The request: Can the data below be echoed back word for word?

Material to process:
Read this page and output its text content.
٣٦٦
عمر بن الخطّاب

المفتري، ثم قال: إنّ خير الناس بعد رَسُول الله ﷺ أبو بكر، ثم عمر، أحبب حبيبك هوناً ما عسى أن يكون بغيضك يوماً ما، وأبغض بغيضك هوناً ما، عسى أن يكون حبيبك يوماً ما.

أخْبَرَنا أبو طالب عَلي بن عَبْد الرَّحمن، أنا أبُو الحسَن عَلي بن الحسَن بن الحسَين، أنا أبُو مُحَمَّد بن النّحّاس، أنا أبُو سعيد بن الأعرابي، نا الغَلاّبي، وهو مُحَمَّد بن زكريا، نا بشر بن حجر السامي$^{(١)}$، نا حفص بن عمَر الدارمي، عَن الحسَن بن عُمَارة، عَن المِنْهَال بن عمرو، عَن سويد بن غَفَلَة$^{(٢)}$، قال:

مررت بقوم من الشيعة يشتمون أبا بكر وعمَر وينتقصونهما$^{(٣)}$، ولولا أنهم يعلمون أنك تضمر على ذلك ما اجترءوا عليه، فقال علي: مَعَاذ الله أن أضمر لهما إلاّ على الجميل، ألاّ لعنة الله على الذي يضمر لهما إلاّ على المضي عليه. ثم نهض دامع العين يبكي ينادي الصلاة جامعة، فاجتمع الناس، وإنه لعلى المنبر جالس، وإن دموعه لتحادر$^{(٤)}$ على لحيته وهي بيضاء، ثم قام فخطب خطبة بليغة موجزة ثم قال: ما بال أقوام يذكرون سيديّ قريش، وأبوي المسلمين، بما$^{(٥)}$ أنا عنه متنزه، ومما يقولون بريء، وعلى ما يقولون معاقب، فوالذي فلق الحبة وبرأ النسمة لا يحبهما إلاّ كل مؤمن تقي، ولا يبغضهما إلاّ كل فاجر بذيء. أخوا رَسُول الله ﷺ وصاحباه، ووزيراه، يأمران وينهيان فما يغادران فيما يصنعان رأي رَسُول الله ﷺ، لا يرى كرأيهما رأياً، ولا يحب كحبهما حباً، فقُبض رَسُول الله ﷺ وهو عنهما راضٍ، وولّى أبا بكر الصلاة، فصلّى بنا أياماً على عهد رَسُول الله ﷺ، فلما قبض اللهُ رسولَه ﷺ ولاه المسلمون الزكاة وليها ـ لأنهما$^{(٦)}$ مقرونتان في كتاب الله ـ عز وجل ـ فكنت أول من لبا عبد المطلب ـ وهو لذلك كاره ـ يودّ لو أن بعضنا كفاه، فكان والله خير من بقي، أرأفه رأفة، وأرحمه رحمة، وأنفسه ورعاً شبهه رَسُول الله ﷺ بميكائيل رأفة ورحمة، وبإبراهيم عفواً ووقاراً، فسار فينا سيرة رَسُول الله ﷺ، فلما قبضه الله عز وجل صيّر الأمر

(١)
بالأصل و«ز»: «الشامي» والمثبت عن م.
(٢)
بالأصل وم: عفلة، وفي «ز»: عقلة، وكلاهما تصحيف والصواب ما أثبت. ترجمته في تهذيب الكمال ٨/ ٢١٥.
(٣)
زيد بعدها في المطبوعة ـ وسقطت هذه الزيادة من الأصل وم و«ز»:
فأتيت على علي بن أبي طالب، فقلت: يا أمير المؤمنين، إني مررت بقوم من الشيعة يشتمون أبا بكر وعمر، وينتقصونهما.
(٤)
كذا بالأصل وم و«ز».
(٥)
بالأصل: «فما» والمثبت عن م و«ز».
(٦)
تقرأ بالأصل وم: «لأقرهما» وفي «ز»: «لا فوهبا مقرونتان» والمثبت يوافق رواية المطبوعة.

Exercise output:
Read this page and output its text content.
٣٦٦
عمر بن الخطّاب

المفتري، ثم قال: إنّ خير الناس بعد رَسُول الله ﷺ أبو بكر، ثم عمر، أحبب حبيبك هوناً ما عسى أن يكون بغيضك يوماً ما، وأبغض بغيضك هوناً ما، عسى أن يكون حبيبك يوماً ما.

أخْبَرَنا أبو طالب عَلي بن عَبْد الرَّحمن، أنا أبُو الحسَن عَلي بن الحسَن بن الحسَين، أنا أبُو مُحَمَّد بن النّحّاس، أنا أبُو سعيد بن الأعرابي، نا الغَلاّبي، وهو مُحَمَّد بن زكريا، نا بشر بن حجر السامي$^{(١)}$، نا حفص بن عمَر الدارمي، عَن الحسَن بن عُمَارة، عَن المِنْهَال بن عمرو، عَن سويد بن غَفَلَة$^{(٢)}$، قال:

مررت بقوم من الشيعة يشتمون أبا بكر وعمَر وينتقصونهما$^{(٣)}$، ولولا أنهم يعلمون أنك تضمر على ذلك ما اجترءوا عليه، فقال علي: مَعَاذ الله أن أضمر لهما إلاّ على الجميل، ألاّ لعنة الله على الذي يضمر لهما إلاّ على المضي عليه. ثم نهض دامع العين يبكي ينادي الصلاة جامعة، فاجتمع الناس، وإنه لعلى المنبر جالس، وإن دموعه لتحادر$^{(٤)}$ على لحيته وهي بيضاء، ثم قام فخطب خطبة بليغة موجزة ثم قال: ما بال أقوام يذكرون سيديّ قريش، وأبوي المسلمين، بما$^{(٥)}$ أنا عنه متنزه، ومما يقولون بريء، وعلى ما يقولون معاقب، فوالذي فلق الحبة وبرأ النسمة لا يحبهما إلاّ كل مؤمن تقي، ولا يبغضهما إلاّ كل فاجر بذيء. أخوا رَسُول الله ﷺ وصاحباه، ووزيراه، يأمران وينهيان فما يغادران فيما يصنعان رأي رَسُول الله ﷺ، لا يرى كرأيهما رأياً، ولا يحب كحبهما حباً، فقُبض رَسُول الله ﷺ وهو عنهما راضٍ، وولّى أبا بكر الصلاة، فصلّى بنا أياماً على عهد رَسُول الله ﷺ، فلما قبض اللهُ رسولَه ﷺ ولاه المسلمون الزكاة وليها ـ لأنهما$^{(٦)}$ مقرونتان في كتاب الله ـ عز وجل ـ فكنت أول من لبا عبد المطلب ـ وهو لذلك كاره ـ يودّ لو أن بعضنا كفاه، فكان والله خير من بقي، أرأفه رأفة، وأرحمه رحمة، وأنفسه ورعاً شبهه رَسُول الله ﷺ بميكائيل رأفة ورحمة، وبإبراهيم عفواً ووقاراً، فسار فينا سيرة رَسُول الله ﷺ، فلما قبضه الله عز وجل صيّر الأمر

(١)
بالأصل و«ز»: «الشامي» والمثبت عن م.
(٢)
بالأصل وم: عفلة، وفي «ز»: عقلة، وكلاهما تصحيف والصواب ما أثبت. ترجمته في تهذيب الكمال ٨/ ٢١٥.
(٣)
زيد بعدها في المطبوعة ـ وسقطت هذه الزيادة من الأصل وم و«ز»:
فأتيت على علي بن أبي طالب، فقلت: يا أمير المؤمنين، إني مررت بقوم من الشيعة يشتمون أبا بكر وعمر، وينتقصونهما.
(٤)
كذا بالأصل وم و«ز».
(٥)
بالأصل: «فما» والمثبت عن م و«ز».
(٦)
تقرأ بالأصل وم: «لأقرهما» وفي «ز»: «لا فوهبا مقرونتان» والمثبت يوافق رواية المطبوعة.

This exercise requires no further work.